**What the task requires:** In full and without deviation, write out the entries that follow.

Excerpts from a figure dataset:
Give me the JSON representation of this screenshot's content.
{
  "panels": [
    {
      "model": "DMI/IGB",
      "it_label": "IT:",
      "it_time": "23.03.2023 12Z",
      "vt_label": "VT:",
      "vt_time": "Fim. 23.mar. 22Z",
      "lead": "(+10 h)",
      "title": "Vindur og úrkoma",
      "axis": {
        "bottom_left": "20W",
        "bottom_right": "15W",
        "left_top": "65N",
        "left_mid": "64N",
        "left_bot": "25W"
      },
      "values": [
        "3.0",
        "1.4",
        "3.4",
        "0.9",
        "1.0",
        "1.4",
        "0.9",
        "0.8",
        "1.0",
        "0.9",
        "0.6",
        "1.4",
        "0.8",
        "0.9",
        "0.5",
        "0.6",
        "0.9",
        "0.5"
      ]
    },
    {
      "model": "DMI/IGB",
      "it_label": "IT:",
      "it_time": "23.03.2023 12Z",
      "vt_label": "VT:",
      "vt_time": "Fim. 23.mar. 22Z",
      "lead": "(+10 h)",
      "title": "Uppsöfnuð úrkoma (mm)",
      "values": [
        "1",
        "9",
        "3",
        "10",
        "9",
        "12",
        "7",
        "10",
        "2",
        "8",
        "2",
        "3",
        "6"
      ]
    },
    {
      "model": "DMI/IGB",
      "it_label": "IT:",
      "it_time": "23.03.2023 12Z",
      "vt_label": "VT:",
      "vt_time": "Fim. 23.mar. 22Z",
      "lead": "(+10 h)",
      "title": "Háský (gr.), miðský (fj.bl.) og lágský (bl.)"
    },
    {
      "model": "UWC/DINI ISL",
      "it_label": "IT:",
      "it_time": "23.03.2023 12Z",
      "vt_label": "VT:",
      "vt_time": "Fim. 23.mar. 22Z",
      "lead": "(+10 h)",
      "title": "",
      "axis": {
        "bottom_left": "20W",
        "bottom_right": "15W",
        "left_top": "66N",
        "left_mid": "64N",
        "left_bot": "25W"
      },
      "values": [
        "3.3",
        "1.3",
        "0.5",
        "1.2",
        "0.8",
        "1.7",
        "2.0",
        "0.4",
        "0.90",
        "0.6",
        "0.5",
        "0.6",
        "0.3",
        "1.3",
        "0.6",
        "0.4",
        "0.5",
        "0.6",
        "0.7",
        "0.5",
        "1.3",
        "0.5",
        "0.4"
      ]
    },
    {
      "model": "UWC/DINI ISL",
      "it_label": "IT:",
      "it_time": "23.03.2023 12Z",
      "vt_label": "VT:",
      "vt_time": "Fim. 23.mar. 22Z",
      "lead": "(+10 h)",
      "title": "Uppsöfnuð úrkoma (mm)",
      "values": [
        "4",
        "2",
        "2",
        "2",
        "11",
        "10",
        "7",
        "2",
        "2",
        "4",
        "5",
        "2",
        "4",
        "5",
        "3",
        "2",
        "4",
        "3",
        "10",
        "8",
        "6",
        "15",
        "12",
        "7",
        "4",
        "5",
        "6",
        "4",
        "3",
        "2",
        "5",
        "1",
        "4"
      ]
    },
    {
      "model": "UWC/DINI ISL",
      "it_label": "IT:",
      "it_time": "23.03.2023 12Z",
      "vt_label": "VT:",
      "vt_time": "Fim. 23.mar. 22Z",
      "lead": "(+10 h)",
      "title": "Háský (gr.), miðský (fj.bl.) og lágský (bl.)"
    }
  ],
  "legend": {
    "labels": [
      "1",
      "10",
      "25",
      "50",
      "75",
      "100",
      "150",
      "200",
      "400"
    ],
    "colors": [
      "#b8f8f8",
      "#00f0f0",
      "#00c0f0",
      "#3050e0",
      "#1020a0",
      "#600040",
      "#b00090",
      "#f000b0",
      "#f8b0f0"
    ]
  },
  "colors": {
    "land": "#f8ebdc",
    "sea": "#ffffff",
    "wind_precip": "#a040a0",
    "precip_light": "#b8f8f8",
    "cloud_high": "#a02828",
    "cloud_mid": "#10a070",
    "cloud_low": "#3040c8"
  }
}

**Full solution:**
Give me the JSON representation of this screenshot's content.
{
  "panels": [
    {
      "model": "DMI/IGB",
      "it_label": "IT:",
      "it_time": "23.03.2023 12Z",
      "vt_label": "VT:",
      "vt_time": "Fim. 23.mar. 22Z",
      "lead": "(+10 h)",
      "title": "Vindur og úrkoma",
      "axis": {
        "bottom_left": "20W",
        "bottom_right": "15W",
        "left_top": "65N",
        "left_mid": "64N",
        "left_bot": "25W"
      },
      "values": [
        "3.0",
        "1.4",
        "3.4",
        "0.9",
        "1.0",
        "1.4",
        "0.9",
        "0.8",
        "1.0",
        "0.9",
        "0.6",
        "1.4",
        "0.8",
        "0.9",
        "0.5",
        "0.6",
        "0.9",
        "0.5"
      ]
    },
    {
      "model": "DMI/IGB",
      "it_label": "IT:",
      "it_time": "23.03.2023 12Z",
      "vt_label": "VT:",
      "vt_time": "Fim. 23.mar. 22Z",
      "lead": "(+10 h)",
      "title": "Uppsöfnuð úrkoma (mm)",
      "values": [
        "1",
        "9",
        "3",
        "10",
        "9",
        "12",
        "7",
        "10",
        "2",
        "8",
        "2",
        "3",
        "6"
      ]
    },
    {
      "model": "DMI/IGB",
      "it_label": "IT:",
      "it_time": "23.03.2023 12Z",
      "vt_label": "VT:",
      "vt_time": "Fim. 23.mar. 22Z",
      "lead": "(+10 h)",
      "title": "Háský (gr.), miðský (fj.bl.) og lágský (bl.)"
    },
    {
      "model": "UWC/DINI ISL",
      "it_label": "IT:",
      "it_time": "23.03.2023 12Z",
      "vt_label": "VT:",
      "vt_time": "Fim. 23.mar. 22Z",
      "lead": "(+10 h)",
      "title": "",
      "axis": {
        "bottom_left": "20W",
        "bottom_right": "15W",
        "left_top": "66N",
        "left_mid": "64N",
        "left_bot": "25W"
      },
      "values": [
        "3.3",
        "1.3",
        "0.5",
        "1.2",
        "0.8",
        "1.7",
        "2.0",
        "0.4",
        "0.90",
        "0.6",
        "0.5",
        "0.6",
        "0.3",
        "1.3",
        "0.6",
        "0.4",
        "0.5",
        "0.6",
        "0.7",
        "0.5",
        "1.3",
        "0.5",
        "0.4"
      ]
    },
    {
      "model": "UWC/DINI ISL",
      "it_label": "IT:",
      "it_time": "23.03.2023 12Z",
      "vt_label": "VT:",
      "vt_time": "Fim. 23.mar. 22Z",
      "lead": "(+10 h)",
      "title": "Uppsöfnuð úrkoma (mm)",
      "values": [
        "4",
        "2",
        "2",
        "2",
        "11",
        "10",
        "7",
        "2",
        "2",
        "4",
        "5",
        "2",
        "4",
        "5",
        "3",
        "2",
        "4",
        "3",
        "10",
        "8",
        "6",
        "15",
        "12",
        "7",
        "4",
        "5",
        "6",
        "4",
        "3",
        "2",
        "5",
        "1",
        "4"
      ]
    },
    {
      "model": "UWC/DINI ISL",
      "it_label": "IT:",
      "it_time": "23.03.2023 12Z",
      "vt_label": "VT:",
      "vt_time": "Fim. 23.mar. 22Z",
      "lead": "(+10 h)",
      "title": "Háský (gr.), miðský (fj.bl.) og lágský (bl.)"
    }
  ],
  "legend": {
    "labels": [
      "1",
      "10",
      "25",
      "50",
      "75",
      "100",
      "150",
      "200",
      "400"
    ],
    "colors": [
      "#b8f8f8",
      "#00f0f0",
      "#00c0f0",
      "#3050e0",
      "#1020a0",
      "#600040",
      "#b00090",
      "#f000b0",
      "#f8b0f0"
    ]
  },
  "colors": {
    "land": "#f8ebdc",
    "sea": "#ffffff",
    "wind_precip": "#a040a0",
    "precip_light": "#b8f8f8",
    "cloud_high": "#a02828",
    "cloud_mid": "#10a070",
    "cloud_low": "#3040c8"
  }
}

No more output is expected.